What is needed ▸ Skip the pictures. Transcribe the rest of the data below without changing a word.

Supplied information ▸
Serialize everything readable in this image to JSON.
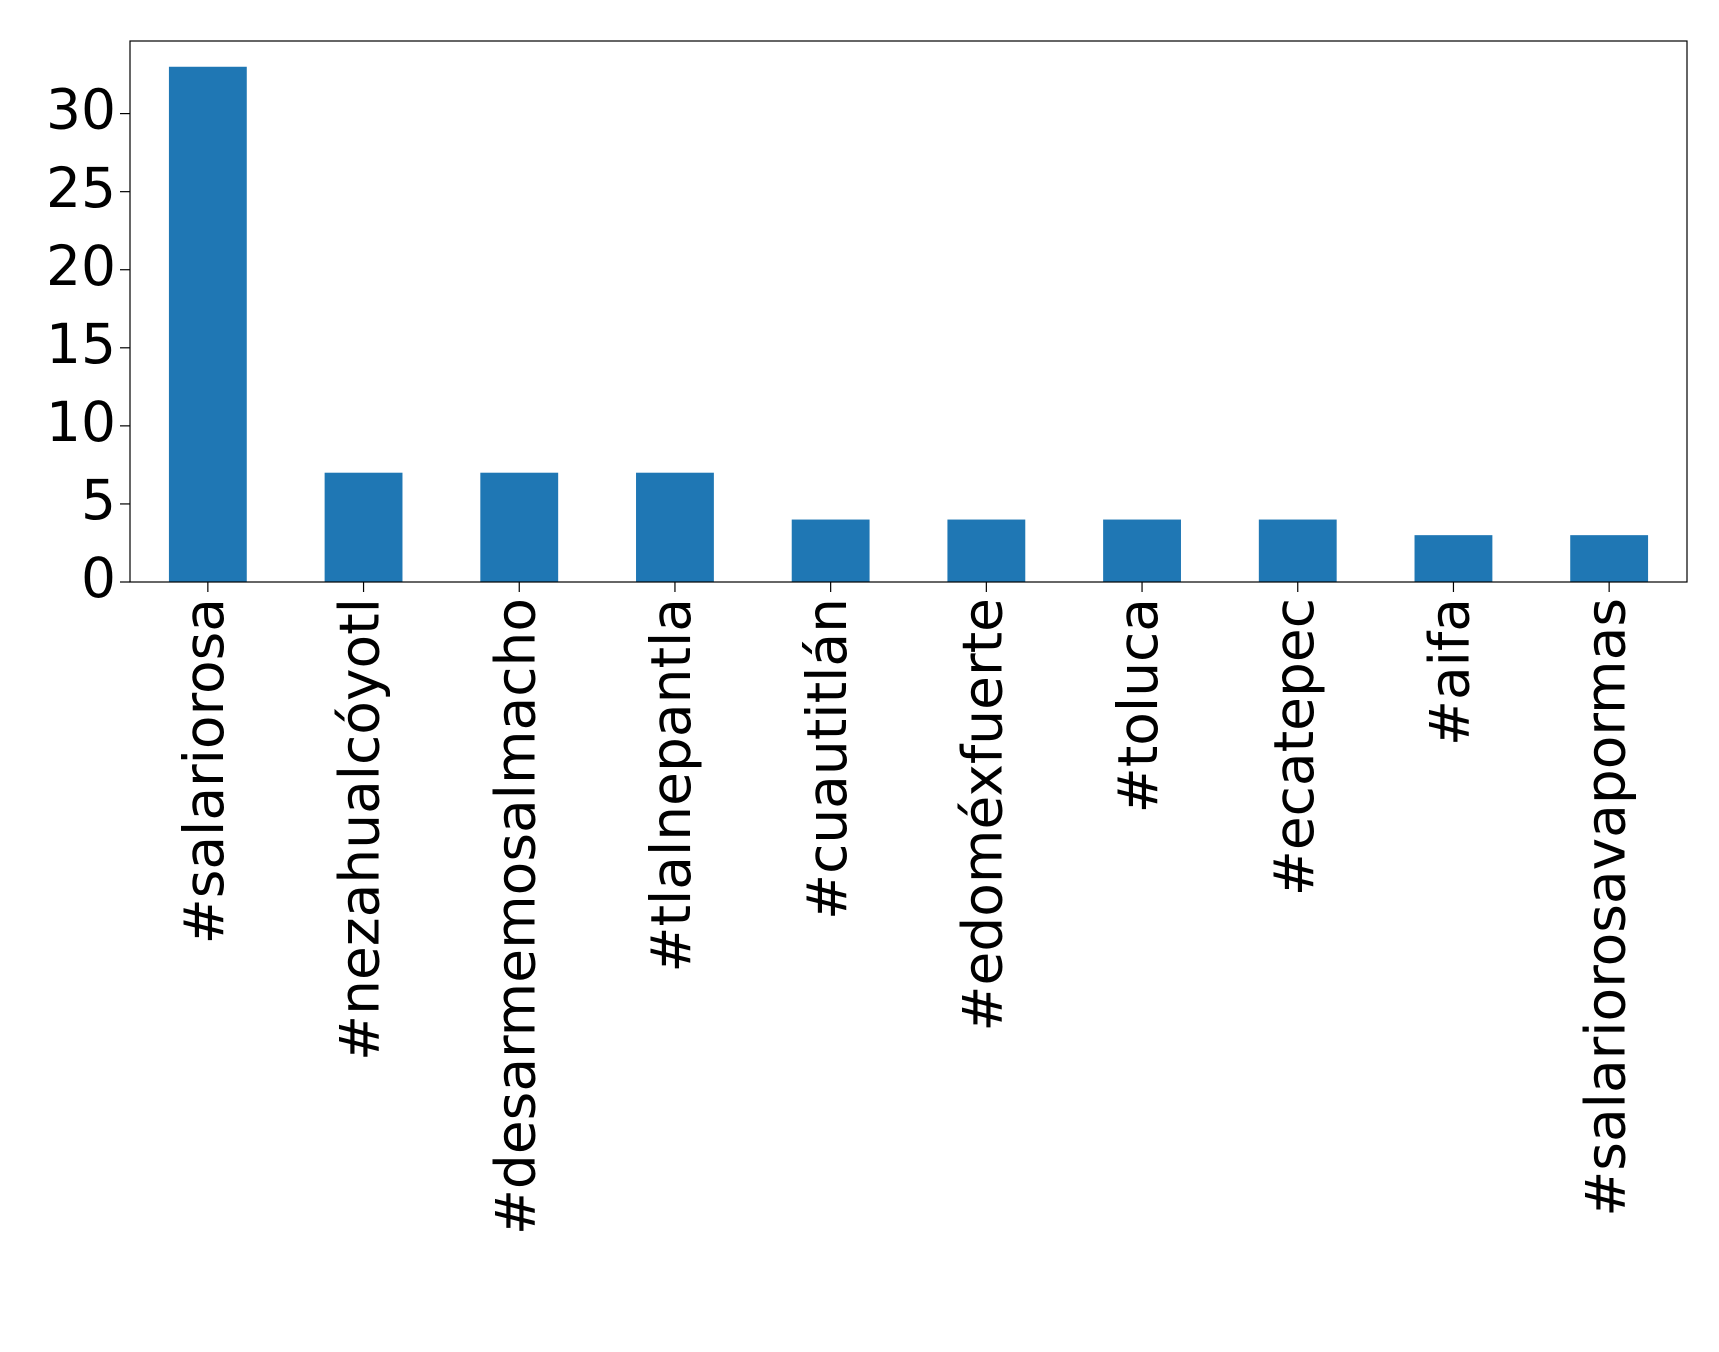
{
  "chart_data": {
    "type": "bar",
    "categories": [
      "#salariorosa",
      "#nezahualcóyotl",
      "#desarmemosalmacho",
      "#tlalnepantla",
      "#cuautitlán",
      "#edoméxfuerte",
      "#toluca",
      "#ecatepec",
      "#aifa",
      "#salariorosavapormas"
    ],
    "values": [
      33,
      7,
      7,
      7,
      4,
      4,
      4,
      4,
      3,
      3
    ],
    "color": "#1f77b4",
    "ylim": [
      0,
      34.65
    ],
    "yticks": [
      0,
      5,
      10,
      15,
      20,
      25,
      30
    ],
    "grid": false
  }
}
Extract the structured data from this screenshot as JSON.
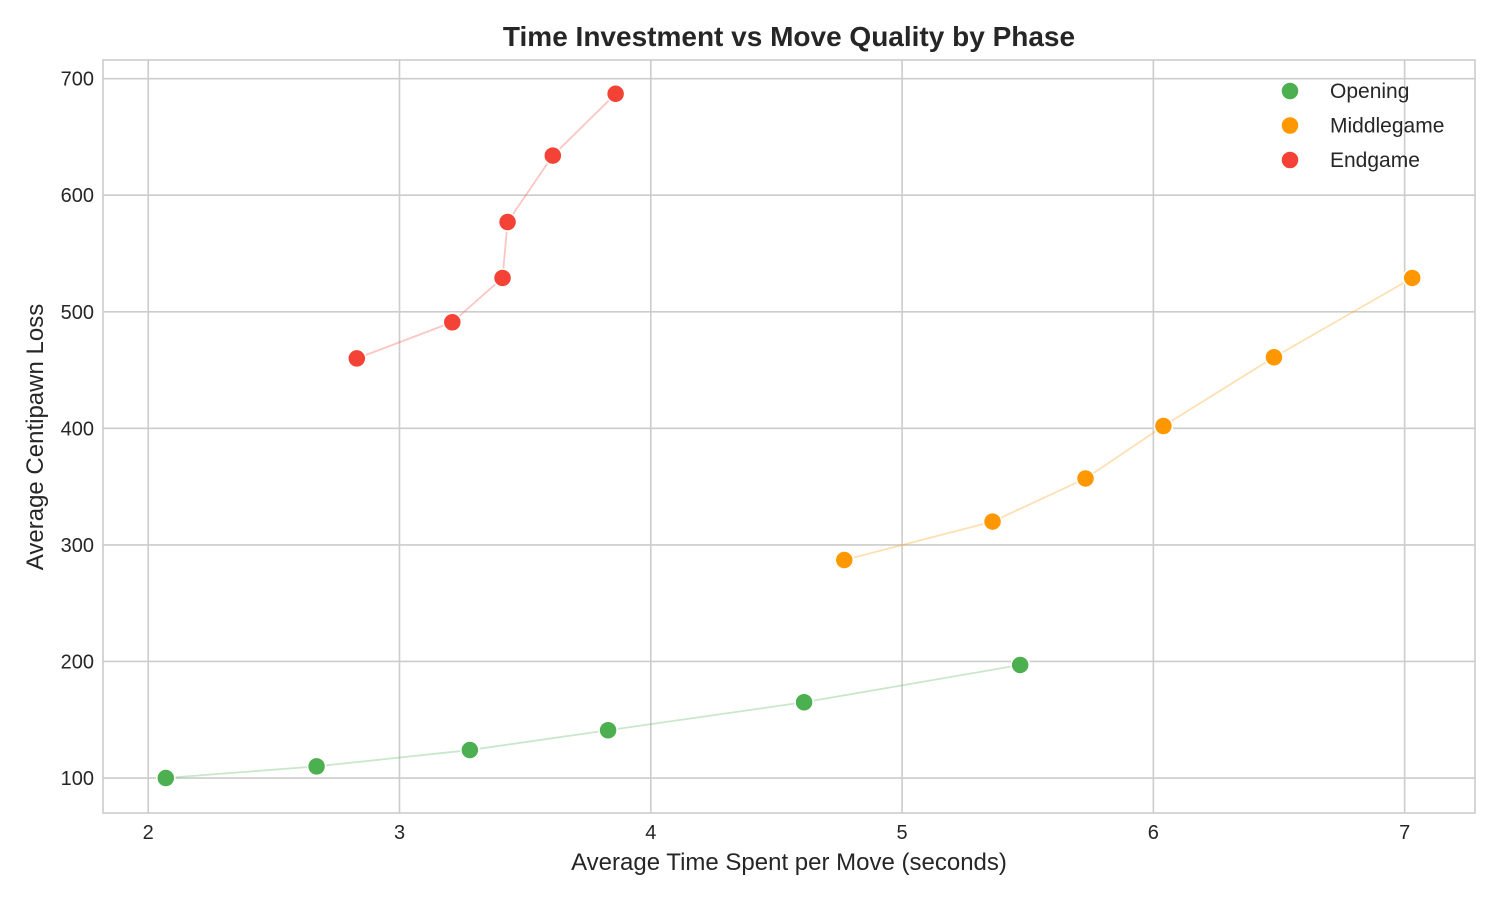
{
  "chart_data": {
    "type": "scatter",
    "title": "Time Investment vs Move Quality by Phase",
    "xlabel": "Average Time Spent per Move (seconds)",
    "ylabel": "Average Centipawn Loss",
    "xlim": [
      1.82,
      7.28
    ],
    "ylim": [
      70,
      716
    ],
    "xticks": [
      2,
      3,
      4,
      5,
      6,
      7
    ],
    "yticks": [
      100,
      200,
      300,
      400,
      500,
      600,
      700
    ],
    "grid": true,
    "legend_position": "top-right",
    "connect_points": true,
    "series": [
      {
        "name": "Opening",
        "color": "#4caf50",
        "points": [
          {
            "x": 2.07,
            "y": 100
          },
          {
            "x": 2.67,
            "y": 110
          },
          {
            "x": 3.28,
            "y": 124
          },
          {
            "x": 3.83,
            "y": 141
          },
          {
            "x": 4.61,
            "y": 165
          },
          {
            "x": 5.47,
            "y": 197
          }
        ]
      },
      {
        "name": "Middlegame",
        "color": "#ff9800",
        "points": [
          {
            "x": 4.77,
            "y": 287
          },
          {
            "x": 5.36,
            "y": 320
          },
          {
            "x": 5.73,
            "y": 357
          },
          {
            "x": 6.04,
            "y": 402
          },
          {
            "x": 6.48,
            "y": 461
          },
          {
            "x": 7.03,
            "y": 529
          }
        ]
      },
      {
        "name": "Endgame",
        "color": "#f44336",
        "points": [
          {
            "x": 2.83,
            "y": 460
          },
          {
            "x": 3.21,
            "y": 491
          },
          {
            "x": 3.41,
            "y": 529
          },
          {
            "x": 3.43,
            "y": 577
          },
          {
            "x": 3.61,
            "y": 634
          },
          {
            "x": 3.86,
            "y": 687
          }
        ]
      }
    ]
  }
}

Expected answer ▸
Serialize everything readable in this image to JSON.
{
  "chart_data": {
    "type": "bar",
    "categories": [
      "#salariorosa",
      "#nezahualcóyotl",
      "#desarmemosalmacho",
      "#tlalnepantla",
      "#cuautitlán",
      "#edoméxfuerte",
      "#toluca",
      "#ecatepec",
      "#aifa",
      "#salariorosavapormas"
    ],
    "values": [
      33,
      7,
      7,
      7,
      4,
      4,
      4,
      4,
      3,
      3
    ],
    "color": "#1f77b4",
    "ylim": [
      0,
      34.65
    ],
    "yticks": [
      0,
      5,
      10,
      15,
      20,
      25,
      30
    ],
    "grid": false
  }
}
Extract the structured data from this screenshot as JSON.
{
  "chart_data": {
    "type": "scatter",
    "title": "Time Investment vs Move Quality by Phase",
    "xlabel": "Average Time Spent per Move (seconds)",
    "ylabel": "Average Centipawn Loss",
    "xlim": [
      1.82,
      7.28
    ],
    "ylim": [
      70,
      716
    ],
    "xticks": [
      2,
      3,
      4,
      5,
      6,
      7
    ],
    "yticks": [
      100,
      200,
      300,
      400,
      500,
      600,
      700
    ],
    "grid": true,
    "legend_position": "top-right",
    "connect_points": true,
    "series": [
      {
        "name": "Opening",
        "color": "#4caf50",
        "points": [
          {
            "x": 2.07,
            "y": 100
          },
          {
            "x": 2.67,
            "y": 110
          },
          {
            "x": 3.28,
            "y": 124
          },
          {
            "x": 3.83,
            "y": 141
          },
          {
            "x": 4.61,
            "y": 165
          },
          {
            "x": 5.47,
            "y": 197
          }
        ]
      },
      {
        "name": "Middlegame",
        "color": "#ff9800",
        "points": [
          {
            "x": 4.77,
            "y": 287
          },
          {
            "x": 5.36,
            "y": 320
          },
          {
            "x": 5.73,
            "y": 357
          },
          {
            "x": 6.04,
            "y": 402
          },
          {
            "x": 6.48,
            "y": 461
          },
          {
            "x": 7.03,
            "y": 529
          }
        ]
      },
      {
        "name": "Endgame",
        "color": "#f44336",
        "points": [
          {
            "x": 2.83,
            "y": 460
          },
          {
            "x": 3.21,
            "y": 491
          },
          {
            "x": 3.41,
            "y": 529
          },
          {
            "x": 3.43,
            "y": 577
          },
          {
            "x": 3.61,
            "y": 634
          },
          {
            "x": 3.86,
            "y": 687
          }
        ]
      }
    ]
  }
}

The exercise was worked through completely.